• [WRITTEN PROBLEM] Find every line in the records below that holds the word "left", and copy it out.

(Records from a collection)
## START

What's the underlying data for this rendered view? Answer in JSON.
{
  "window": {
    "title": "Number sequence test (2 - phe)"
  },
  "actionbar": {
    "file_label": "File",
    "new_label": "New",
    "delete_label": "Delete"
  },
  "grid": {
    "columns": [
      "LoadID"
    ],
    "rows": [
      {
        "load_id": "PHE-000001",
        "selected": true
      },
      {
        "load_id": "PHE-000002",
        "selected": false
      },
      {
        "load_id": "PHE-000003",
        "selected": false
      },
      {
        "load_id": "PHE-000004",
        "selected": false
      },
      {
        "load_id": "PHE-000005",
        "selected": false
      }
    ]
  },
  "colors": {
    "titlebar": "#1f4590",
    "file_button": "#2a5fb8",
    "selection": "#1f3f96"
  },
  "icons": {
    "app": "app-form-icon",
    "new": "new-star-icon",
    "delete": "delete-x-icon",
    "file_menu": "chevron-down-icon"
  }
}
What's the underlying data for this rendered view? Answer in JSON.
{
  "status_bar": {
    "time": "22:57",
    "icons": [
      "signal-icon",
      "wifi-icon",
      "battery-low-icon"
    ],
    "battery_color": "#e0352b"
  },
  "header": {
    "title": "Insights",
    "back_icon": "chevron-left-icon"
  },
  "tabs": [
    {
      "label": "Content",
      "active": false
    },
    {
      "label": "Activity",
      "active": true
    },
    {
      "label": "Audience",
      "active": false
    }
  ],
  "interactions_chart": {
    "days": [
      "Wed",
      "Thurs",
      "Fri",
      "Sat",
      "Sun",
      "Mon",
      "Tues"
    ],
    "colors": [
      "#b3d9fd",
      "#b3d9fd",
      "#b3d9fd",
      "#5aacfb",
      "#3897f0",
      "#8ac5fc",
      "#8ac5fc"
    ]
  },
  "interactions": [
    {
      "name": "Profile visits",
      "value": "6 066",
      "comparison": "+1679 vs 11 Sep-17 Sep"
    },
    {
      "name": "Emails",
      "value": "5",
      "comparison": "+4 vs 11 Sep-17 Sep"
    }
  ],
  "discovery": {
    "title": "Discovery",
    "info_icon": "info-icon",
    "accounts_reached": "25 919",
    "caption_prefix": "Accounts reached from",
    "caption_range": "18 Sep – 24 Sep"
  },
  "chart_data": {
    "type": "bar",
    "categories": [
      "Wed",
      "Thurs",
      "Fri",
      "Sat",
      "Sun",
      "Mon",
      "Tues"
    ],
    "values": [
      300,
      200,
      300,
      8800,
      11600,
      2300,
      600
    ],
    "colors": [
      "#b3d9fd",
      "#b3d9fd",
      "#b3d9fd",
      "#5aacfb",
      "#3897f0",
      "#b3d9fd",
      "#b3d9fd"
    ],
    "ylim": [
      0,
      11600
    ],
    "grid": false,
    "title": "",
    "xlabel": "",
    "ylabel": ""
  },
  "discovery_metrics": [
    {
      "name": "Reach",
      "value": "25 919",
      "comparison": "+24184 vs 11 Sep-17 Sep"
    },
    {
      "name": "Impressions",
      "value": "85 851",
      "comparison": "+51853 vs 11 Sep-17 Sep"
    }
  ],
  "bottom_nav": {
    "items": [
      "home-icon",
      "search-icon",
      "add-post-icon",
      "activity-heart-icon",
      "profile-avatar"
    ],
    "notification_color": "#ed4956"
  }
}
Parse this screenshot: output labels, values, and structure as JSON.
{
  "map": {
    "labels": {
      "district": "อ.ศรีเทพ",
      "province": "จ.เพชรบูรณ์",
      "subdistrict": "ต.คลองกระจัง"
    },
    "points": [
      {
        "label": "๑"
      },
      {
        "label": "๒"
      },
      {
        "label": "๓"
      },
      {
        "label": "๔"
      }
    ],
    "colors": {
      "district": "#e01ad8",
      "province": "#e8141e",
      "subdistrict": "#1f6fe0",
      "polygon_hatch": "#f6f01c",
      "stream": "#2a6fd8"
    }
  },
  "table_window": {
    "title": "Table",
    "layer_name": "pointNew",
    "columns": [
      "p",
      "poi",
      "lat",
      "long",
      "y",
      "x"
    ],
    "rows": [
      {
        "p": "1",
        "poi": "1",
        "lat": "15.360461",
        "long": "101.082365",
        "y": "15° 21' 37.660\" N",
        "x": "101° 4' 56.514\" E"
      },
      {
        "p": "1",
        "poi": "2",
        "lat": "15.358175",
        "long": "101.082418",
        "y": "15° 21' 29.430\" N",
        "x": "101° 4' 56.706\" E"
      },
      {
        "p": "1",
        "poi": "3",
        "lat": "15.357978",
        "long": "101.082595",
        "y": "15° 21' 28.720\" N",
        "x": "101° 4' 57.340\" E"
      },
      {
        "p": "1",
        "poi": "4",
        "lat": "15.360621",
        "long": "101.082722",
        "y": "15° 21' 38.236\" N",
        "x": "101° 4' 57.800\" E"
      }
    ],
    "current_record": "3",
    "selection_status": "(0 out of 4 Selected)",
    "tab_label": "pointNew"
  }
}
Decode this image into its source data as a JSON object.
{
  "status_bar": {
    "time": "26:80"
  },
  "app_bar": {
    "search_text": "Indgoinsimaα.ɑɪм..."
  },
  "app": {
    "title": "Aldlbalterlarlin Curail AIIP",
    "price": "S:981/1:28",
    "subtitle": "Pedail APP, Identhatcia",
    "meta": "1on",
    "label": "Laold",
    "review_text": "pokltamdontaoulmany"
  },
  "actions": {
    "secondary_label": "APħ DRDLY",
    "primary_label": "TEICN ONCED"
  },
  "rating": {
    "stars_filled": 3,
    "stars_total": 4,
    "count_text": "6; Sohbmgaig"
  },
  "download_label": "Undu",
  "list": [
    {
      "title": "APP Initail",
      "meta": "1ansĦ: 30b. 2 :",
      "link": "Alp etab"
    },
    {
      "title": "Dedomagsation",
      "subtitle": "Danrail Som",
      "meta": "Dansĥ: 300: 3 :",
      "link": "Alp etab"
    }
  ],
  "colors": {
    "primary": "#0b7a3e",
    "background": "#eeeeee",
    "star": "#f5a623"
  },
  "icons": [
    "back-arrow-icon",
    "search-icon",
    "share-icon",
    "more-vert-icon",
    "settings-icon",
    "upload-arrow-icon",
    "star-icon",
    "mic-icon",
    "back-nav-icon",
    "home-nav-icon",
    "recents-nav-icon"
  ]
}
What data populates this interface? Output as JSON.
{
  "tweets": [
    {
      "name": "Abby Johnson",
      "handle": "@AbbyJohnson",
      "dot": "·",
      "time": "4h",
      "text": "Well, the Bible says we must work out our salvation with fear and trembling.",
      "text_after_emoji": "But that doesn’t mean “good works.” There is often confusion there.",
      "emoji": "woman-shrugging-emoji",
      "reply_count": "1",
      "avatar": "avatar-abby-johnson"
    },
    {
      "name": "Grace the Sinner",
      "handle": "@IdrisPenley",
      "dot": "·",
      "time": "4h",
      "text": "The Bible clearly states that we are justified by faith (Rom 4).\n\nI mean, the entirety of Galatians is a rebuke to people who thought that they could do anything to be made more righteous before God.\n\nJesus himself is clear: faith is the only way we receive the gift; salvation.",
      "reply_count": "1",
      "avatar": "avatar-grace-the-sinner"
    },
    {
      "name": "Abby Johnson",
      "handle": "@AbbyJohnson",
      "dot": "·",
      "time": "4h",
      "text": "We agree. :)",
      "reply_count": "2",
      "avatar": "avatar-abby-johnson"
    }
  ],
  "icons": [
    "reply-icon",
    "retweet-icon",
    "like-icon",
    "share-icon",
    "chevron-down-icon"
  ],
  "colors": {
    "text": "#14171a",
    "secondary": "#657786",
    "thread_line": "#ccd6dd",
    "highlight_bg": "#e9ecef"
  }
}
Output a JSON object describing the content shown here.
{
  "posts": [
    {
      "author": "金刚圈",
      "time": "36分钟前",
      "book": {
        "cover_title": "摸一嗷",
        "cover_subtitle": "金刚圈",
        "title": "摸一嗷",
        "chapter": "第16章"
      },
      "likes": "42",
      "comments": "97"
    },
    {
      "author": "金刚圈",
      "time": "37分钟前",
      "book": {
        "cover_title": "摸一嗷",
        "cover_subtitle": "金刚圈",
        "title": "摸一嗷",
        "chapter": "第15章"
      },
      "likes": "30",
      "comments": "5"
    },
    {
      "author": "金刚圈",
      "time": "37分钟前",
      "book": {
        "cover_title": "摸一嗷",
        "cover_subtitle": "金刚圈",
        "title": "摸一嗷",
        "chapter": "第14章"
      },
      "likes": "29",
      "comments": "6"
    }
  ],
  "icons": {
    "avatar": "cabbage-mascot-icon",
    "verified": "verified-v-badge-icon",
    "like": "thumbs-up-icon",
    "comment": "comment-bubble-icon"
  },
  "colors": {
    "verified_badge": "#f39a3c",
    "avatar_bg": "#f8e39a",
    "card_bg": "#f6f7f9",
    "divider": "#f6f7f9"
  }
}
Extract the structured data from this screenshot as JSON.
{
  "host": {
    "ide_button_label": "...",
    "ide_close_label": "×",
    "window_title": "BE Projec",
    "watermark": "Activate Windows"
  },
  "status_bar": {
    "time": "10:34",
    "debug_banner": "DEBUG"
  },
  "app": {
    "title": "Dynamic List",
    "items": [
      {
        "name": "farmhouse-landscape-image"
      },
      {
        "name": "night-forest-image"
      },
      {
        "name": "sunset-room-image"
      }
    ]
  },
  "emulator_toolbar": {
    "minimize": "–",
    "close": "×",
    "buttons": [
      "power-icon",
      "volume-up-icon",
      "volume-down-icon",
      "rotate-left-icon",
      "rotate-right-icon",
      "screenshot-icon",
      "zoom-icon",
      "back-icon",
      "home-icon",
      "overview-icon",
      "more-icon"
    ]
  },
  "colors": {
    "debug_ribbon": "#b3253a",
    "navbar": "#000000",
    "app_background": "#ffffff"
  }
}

## END

• [EXERCISE RESULT]
    "back_icon": "chevron-left-icon"
      "rotate-left-icon",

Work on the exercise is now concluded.